══ Listing ══

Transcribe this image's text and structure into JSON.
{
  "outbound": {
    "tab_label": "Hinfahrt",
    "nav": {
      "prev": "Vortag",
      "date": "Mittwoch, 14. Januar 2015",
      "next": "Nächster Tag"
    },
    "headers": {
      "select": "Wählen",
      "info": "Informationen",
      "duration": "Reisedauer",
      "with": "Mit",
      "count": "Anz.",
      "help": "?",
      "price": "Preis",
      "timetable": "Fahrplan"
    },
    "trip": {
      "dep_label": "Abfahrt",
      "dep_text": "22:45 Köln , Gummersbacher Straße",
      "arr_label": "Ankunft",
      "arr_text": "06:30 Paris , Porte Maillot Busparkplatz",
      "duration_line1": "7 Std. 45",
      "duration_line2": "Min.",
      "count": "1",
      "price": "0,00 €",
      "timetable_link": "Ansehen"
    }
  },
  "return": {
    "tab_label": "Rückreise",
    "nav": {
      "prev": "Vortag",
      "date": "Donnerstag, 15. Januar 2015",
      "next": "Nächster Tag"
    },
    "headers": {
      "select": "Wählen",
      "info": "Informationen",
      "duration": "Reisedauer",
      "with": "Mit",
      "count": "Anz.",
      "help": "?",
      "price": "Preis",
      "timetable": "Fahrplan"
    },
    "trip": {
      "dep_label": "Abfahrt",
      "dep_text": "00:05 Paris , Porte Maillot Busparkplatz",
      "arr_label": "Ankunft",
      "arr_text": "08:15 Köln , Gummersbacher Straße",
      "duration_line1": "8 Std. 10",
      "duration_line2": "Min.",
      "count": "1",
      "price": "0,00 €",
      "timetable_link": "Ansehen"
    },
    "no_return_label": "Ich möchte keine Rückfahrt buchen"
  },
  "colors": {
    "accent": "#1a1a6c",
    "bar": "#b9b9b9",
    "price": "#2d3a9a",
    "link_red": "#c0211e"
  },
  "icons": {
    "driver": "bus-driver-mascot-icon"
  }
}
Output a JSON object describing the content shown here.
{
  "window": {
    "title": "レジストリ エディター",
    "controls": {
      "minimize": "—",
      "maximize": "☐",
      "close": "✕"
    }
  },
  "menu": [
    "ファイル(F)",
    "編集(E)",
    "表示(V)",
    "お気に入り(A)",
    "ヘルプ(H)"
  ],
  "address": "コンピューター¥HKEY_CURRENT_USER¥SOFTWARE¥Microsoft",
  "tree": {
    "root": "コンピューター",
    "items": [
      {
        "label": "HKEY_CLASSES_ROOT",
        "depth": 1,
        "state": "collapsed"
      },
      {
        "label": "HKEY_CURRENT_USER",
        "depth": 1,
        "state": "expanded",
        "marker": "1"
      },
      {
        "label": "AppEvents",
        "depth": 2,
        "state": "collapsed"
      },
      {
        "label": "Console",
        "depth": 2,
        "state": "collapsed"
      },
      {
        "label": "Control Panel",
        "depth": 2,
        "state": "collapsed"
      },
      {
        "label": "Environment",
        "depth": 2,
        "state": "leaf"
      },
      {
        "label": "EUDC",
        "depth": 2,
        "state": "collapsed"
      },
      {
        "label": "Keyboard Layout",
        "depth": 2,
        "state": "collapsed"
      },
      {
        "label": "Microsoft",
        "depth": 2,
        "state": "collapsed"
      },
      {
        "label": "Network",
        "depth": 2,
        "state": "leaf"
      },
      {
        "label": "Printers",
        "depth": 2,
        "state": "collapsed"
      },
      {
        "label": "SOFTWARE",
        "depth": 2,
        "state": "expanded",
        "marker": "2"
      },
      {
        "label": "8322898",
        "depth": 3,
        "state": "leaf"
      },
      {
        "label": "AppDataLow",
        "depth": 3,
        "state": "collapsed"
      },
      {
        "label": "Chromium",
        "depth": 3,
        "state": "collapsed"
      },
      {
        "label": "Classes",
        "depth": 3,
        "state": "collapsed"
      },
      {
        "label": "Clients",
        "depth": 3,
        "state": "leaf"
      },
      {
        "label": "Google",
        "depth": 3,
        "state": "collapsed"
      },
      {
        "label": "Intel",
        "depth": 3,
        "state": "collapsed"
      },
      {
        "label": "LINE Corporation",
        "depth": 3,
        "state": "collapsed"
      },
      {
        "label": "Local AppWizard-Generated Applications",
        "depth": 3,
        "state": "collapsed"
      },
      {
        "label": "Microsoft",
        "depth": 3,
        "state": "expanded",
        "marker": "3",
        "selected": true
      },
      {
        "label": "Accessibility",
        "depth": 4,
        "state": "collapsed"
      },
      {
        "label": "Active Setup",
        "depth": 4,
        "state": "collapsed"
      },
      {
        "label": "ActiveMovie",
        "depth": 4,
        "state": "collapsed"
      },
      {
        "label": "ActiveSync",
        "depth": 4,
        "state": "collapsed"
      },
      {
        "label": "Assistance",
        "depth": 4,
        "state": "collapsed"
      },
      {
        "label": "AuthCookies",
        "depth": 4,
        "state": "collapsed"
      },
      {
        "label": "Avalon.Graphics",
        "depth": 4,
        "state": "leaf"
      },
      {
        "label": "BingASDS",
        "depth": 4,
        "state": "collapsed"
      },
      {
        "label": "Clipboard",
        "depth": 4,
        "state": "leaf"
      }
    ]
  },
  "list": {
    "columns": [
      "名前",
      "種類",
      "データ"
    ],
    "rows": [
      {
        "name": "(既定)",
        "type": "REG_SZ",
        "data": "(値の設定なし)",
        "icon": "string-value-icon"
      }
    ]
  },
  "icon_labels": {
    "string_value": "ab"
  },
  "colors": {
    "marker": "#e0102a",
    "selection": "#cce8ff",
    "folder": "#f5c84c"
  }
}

═══

* Task prompt
Quote each line above in full, word for word.

* Answer for this exercise
Transcribe this image's text and structure into JSON.
{
  "outbound": {
    "tab_label": "Hinfahrt",
    "nav": {
      "prev": "Vortag",
      "date": "Mittwoch, 14. Januar 2015",
      "next": "Nächster Tag"
    },
    "headers": {
      "select": "Wählen",
      "info": "Informationen",
      "duration": "Reisedauer",
      "with": "Mit",
      "count": "Anz.",
      "help": "?",
      "price": "Preis",
      "timetable": "Fahrplan"
    },
    "trip": {
      "dep_label": "Abfahrt",
      "dep_text": "22:45 Köln , Gummersbacher Straße",
      "arr_label": "Ankunft",
      "arr_text": "06:30 Paris , Porte Maillot Busparkplatz",
      "duration_line1": "7 Std. 45",
      "duration_line2": "Min.",
      "count": "1",
      "price": "0,00 €",
      "timetable_link": "Ansehen"
    }
  },
  "return": {
    "tab_label": "Rückreise",
    "nav": {
      "prev": "Vortag",
      "date": "Donnerstag, 15. Januar 2015",
      "next": "Nächster Tag"
    },
    "headers": {
      "select": "Wählen",
      "info": "Informationen",
      "duration": "Reisedauer",
      "with": "Mit",
      "count": "Anz.",
      "help": "?",
      "price": "Preis",
      "timetable": "Fahrplan"
    },
    "trip": {
      "dep_label": "Abfahrt",
      "dep_text": "00:05 Paris , Porte Maillot Busparkplatz",
      "arr_label": "Ankunft",
      "arr_text": "08:15 Köln , Gummersbacher Straße",
      "duration_line1": "8 Std. 10",
      "duration_line2": "Min.",
      "count": "1",
      "price": "0,00 €",
      "timetable_link": "Ansehen"
    },
    "no_return_label": "Ich möchte keine Rückfahrt buchen"
  },
  "colors": {
    "accent": "#1a1a6c",
    "bar": "#b9b9b9",
    "price": "#2d3a9a",
    "link_red": "#c0211e"
  },
  "icons": {
    "driver": "bus-driver-mascot-icon"
  }
}
Output a JSON object describing the content shown here.
{
  "window": {
    "title": "レジストリ エディター",
    "controls": {
      "minimize": "—",
      "maximize": "☐",
      "close": "✕"
    }
  },
  "menu": [
    "ファイル(F)",
    "編集(E)",
    "表示(V)",
    "お気に入り(A)",
    "ヘルプ(H)"
  ],
  "address": "コンピューター¥HKEY_CURRENT_USER¥SOFTWARE¥Microsoft",
  "tree": {
    "root": "コンピューター",
    "items": [
      {
        "label": "HKEY_CLASSES_ROOT",
        "depth": 1,
        "state": "collapsed"
      },
      {
        "label": "HKEY_CURRENT_USER",
        "depth": 1,
        "state": "expanded",
        "marker": "1"
      },
      {
        "label": "AppEvents",
        "depth": 2,
        "state": "collapsed"
      },
      {
        "label": "Console",
        "depth": 2,
        "state": "collapsed"
      },
      {
        "label": "Control Panel",
        "depth": 2,
        "state": "collapsed"
      },
      {
        "label": "Environment",
        "depth": 2,
        "state": "leaf"
      },
      {
        "label": "EUDC",
        "depth": 2,
        "state": "collapsed"
      },
      {
        "label": "Keyboard Layout",
        "depth": 2,
        "state": "collapsed"
      },
      {
        "label": "Microsoft",
        "depth": 2,
        "state": "collapsed"
      },
      {
        "label": "Network",
        "depth": 2,
        "state": "leaf"
      },
      {
        "label": "Printers",
        "depth": 2,
        "state": "collapsed"
      },
      {
        "label": "SOFTWARE",
        "depth": 2,
        "state": "expanded",
        "marker": "2"
      },
      {
        "label": "8322898",
        "depth": 3,
        "state": "leaf"
      },
      {
        "label": "AppDataLow",
        "depth": 3,
        "state": "collapsed"
      },
      {
        "label": "Chromium",
        "depth": 3,
        "state": "collapsed"
      },
      {
        "label": "Classes",
        "depth": 3,
        "state": "collapsed"
      },
      {
        "label": "Clients",
        "depth": 3,
        "state": "leaf"
      },
      {
        "label": "Google",
        "depth": 3,
        "state": "collapsed"
      },
      {
        "label": "Intel",
        "depth": 3,
        "state": "collapsed"
      },
      {
        "label": "LINE Corporation",
        "depth": 3,
        "state": "collapsed"
      },
      {
        "label": "Local AppWizard-Generated Applications",
        "depth": 3,
        "state": "collapsed"
      },
      {
        "label": "Microsoft",
        "depth": 3,
        "state": "expanded",
        "marker": "3",
        "selected": true
      },
      {
        "label": "Accessibility",
        "depth": 4,
        "state": "collapsed"
      },
      {
        "label": "Active Setup",
        "depth": 4,
        "state": "collapsed"
      },
      {
        "label": "ActiveMovie",
        "depth": 4,
        "state": "collapsed"
      },
      {
        "label": "ActiveSync",
        "depth": 4,
        "state": "collapsed"
      },
      {
        "label": "Assistance",
        "depth": 4,
        "state": "collapsed"
      },
      {
        "label": "AuthCookies",
        "depth": 4,
        "state": "collapsed"
      },
      {
        "label": "Avalon.Graphics",
        "depth": 4,
        "state": "leaf"
      },
      {
        "label": "BingASDS",
        "depth": 4,
        "state": "collapsed"
      },
      {
        "label": "Clipboard",
        "depth": 4,
        "state": "leaf"
      }
    ]
  },
  "list": {
    "columns": [
      "名前",
      "種類",
      "データ"
    ],
    "rows": [
      {
        "name": "(既定)",
        "type": "REG_SZ",
        "data": "(値の設定なし)",
        "icon": "string-value-icon"
      }
    ]
  },
  "icon_labels": {
    "string_value": "ab"
  },
  "colors": {
    "marker": "#e0102a",
    "selection": "#cce8ff",
    "folder": "#f5c84c"
  }
}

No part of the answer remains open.